══ Given records

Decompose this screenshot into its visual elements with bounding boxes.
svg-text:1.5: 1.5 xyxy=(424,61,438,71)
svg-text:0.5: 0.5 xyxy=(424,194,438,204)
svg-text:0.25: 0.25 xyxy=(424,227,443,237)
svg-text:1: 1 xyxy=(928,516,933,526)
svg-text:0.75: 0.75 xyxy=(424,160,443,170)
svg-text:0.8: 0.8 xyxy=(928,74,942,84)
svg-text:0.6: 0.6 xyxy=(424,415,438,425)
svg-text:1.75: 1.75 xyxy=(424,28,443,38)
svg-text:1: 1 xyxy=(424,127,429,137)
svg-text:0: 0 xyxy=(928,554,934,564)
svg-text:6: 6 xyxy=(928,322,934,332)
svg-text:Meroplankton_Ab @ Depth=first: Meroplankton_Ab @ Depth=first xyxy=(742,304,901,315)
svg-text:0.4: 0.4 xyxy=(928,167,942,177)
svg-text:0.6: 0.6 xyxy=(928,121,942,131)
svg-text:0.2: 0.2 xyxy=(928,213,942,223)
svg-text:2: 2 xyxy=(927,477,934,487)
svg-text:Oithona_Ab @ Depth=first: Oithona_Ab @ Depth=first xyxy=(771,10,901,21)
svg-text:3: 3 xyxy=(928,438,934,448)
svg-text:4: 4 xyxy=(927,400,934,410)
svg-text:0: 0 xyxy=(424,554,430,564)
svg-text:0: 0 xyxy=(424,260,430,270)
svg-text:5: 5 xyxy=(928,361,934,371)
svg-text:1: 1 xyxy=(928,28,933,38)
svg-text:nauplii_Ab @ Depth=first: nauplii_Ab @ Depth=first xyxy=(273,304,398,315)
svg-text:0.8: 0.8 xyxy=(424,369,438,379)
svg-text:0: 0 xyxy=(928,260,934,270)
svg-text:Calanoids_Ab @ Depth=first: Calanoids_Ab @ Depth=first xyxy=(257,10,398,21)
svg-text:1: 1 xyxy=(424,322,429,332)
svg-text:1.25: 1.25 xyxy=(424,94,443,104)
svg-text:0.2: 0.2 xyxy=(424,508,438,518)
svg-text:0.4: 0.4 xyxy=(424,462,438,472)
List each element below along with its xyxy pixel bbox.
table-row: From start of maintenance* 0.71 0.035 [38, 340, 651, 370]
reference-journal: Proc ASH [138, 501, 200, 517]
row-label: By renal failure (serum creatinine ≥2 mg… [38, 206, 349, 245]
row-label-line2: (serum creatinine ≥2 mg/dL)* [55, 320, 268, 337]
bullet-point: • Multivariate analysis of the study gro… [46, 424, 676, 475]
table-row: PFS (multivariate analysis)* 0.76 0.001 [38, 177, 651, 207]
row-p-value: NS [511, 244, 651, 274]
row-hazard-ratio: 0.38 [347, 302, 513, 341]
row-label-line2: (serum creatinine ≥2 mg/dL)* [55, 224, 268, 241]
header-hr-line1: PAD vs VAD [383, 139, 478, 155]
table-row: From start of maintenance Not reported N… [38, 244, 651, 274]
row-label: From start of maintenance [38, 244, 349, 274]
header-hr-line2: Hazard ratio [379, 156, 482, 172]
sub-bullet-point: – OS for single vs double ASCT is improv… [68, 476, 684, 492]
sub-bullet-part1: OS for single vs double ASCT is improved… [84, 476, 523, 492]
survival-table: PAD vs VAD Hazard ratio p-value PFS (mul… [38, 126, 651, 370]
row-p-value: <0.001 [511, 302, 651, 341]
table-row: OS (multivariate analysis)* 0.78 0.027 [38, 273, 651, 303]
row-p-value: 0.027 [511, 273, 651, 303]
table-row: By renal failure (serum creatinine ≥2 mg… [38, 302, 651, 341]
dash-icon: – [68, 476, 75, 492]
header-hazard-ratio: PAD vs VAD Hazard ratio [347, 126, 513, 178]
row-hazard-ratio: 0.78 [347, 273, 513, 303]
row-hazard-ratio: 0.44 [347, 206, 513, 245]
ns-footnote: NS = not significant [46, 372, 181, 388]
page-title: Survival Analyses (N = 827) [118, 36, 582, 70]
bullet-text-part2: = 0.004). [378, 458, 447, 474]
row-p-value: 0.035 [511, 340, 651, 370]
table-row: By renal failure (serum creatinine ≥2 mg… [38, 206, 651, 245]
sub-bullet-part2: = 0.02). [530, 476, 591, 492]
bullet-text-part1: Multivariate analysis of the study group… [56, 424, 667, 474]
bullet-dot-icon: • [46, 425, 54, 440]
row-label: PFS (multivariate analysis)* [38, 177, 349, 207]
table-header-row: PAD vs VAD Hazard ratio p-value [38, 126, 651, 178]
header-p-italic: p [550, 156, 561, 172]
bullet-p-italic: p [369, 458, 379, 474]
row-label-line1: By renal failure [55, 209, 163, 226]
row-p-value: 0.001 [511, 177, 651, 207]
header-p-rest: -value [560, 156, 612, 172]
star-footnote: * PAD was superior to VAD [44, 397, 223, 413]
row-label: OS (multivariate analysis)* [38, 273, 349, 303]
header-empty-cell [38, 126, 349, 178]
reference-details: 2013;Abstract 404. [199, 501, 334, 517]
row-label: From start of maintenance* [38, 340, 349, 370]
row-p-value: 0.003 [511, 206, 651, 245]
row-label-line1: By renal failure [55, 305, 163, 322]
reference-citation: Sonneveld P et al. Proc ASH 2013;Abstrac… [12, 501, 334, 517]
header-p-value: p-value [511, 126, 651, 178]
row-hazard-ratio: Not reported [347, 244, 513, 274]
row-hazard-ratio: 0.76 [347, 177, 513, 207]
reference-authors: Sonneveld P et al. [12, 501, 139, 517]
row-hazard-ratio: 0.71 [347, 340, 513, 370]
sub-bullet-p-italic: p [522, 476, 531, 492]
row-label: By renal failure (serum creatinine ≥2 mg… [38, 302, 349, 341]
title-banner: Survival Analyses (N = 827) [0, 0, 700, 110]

════

What is expected:
Please copy out the lines above, swapping each "Depth=first" for "Depth=surface" and keeping all else the same.

Reply to the task:
Decompose this screenshot into its visual elements with bounding boxes.
svg-text:1.5: 1.5 xyxy=(424,61,438,71)
svg-text:0.5: 0.5 xyxy=(424,194,438,204)
svg-text:0.25: 0.25 xyxy=(424,227,443,237)
svg-text:1: 1 xyxy=(928,516,933,526)
svg-text:0.75: 0.75 xyxy=(424,160,443,170)
svg-text:0.8: 0.8 xyxy=(928,74,942,84)
svg-text:0.6: 0.6 xyxy=(424,415,438,425)
svg-text:1.75: 1.75 xyxy=(424,28,443,38)
svg-text:1: 1 xyxy=(424,127,429,137)
svg-text:0: 0 xyxy=(928,554,934,564)
svg-text:6: 6 xyxy=(928,322,934,332)
svg-text:Meroplankton_Ab @ Depth=surface: Meroplankton_Ab @ Depth=surface xyxy=(742,304,901,315)
svg-text:0.4: 0.4 xyxy=(928,167,942,177)
svg-text:0.6: 0.6 xyxy=(928,121,942,131)
svg-text:0.2: 0.2 xyxy=(928,213,942,223)
svg-text:2: 2 xyxy=(927,477,934,487)
svg-text:Oithona_Ab @ Depth=surface: Oithona_Ab @ Depth=surface xyxy=(771,10,901,21)
svg-text:3: 3 xyxy=(928,438,934,448)
svg-text:4: 4 xyxy=(927,400,934,410)
svg-text:0: 0 xyxy=(424,554,430,564)
svg-text:0: 0 xyxy=(424,260,430,270)
svg-text:5: 5 xyxy=(928,361,934,371)
svg-text:1: 1 xyxy=(928,28,933,38)
svg-text:nauplii_Ab @ Depth=surface: nauplii_Ab @ Depth=surface xyxy=(273,304,398,315)
svg-text:0.8: 0.8 xyxy=(424,369,438,379)
svg-text:0: 0 xyxy=(928,260,934,270)
svg-text:Calanoids_Ab @ Depth=surface: Calanoids_Ab @ Depth=surface xyxy=(257,10,398,21)
svg-text:1: 1 xyxy=(424,322,429,332)
svg-text:1.25: 1.25 xyxy=(424,94,443,104)
svg-text:0.2: 0.2 xyxy=(424,508,438,518)
svg-text:0.4: 0.4 xyxy=(424,462,438,472)
List each element below along with its xyxy pixel bbox.
table-row: From start of maintenance* 0.71 0.035 [38, 340, 651, 370]
reference-journal: Proc ASH [138, 501, 200, 517]
row-label: By renal failure (serum creatinine ≥2 mg… [38, 206, 349, 245]
row-label-line2: (serum creatinine ≥2 mg/dL)* [55, 320, 268, 337]
bullet-point: • Multivariate analysis of the study gro… [46, 424, 676, 475]
table-row: PFS (multivariate analysis)* 0.76 0.001 [38, 177, 651, 207]
row-p-value: NS [511, 244, 651, 274]
row-hazard-ratio: 0.38 [347, 302, 513, 341]
row-label-line2: (serum creatinine ≥2 mg/dL)* [55, 224, 268, 241]
header-hr-line1: PAD vs VAD [383, 139, 478, 155]
table-row: From start of maintenance Not reported N… [38, 244, 651, 274]
row-label: From start of maintenance [38, 244, 349, 274]
header-hr-line2: Hazard ratio [379, 156, 482, 172]
sub-bullet-point: – OS for single vs double ASCT is improv… [68, 476, 684, 492]
sub-bullet-part1: OS for single vs double ASCT is improved… [84, 476, 523, 492]
survival-table: PAD vs VAD Hazard ratio p-value PFS (mul… [38, 126, 651, 370]
row-p-value: <0.001 [511, 302, 651, 341]
table-row: OS (multivariate analysis)* 0.78 0.027 [38, 273, 651, 303]
row-p-value: 0.027 [511, 273, 651, 303]
table-row: By renal failure (serum creatinine ≥2 mg… [38, 302, 651, 341]
dash-icon: – [68, 476, 75, 492]
header-hazard-ratio: PAD vs VAD Hazard ratio [347, 126, 513, 178]
row-hazard-ratio: 0.78 [347, 273, 513, 303]
row-hazard-ratio: 0.44 [347, 206, 513, 245]
ns-footnote: NS = not significant [46, 372, 181, 388]
page-title: Survival Analyses (N = 827) [118, 36, 582, 70]
bullet-text-part2: = 0.004). [378, 458, 447, 474]
row-p-value: 0.035 [511, 340, 651, 370]
table-row: By renal failure (serum creatinine ≥2 mg… [38, 206, 651, 245]
sub-bullet-part2: = 0.02). [530, 476, 591, 492]
bullet-text-part1: Multivariate analysis of the study group… [56, 424, 667, 474]
bullet-dot-icon: • [46, 425, 54, 440]
row-label: PFS (multivariate analysis)* [38, 177, 349, 207]
table-header-row: PAD vs VAD Hazard ratio p-value [38, 126, 651, 178]
header-p-italic: p [550, 156, 561, 172]
bullet-p-italic: p [369, 458, 379, 474]
row-label-line1: By renal failure [55, 209, 163, 226]
row-p-value: 0.001 [511, 177, 651, 207]
header-p-rest: -value [560, 156, 612, 172]
star-footnote: * PAD was superior to VAD [44, 397, 223, 413]
row-label: OS (multivariate analysis)* [38, 273, 349, 303]
header-empty-cell [38, 126, 349, 178]
reference-details: 2013;Abstract 404. [199, 501, 334, 517]
row-label: From start of maintenance* [38, 340, 349, 370]
row-p-value: 0.003 [511, 206, 651, 245]
row-label-line1: By renal failure [55, 305, 163, 322]
reference-citation: Sonneveld P et al. Proc ASH 2013;Abstrac… [12, 501, 334, 517]
header-p-value: p-value [511, 126, 651, 178]
row-hazard-ratio: Not reported [347, 244, 513, 274]
row-hazard-ratio: 0.76 [347, 177, 513, 207]
reference-authors: Sonneveld P et al. [12, 501, 139, 517]
row-hazard-ratio: 0.71 [347, 340, 513, 370]
sub-bullet-p-italic: p [522, 476, 531, 492]
row-label: By renal failure (serum creatinine ≥2 mg… [38, 302, 349, 341]
title-banner: Survival Analyses (N = 827) [0, 0, 700, 110]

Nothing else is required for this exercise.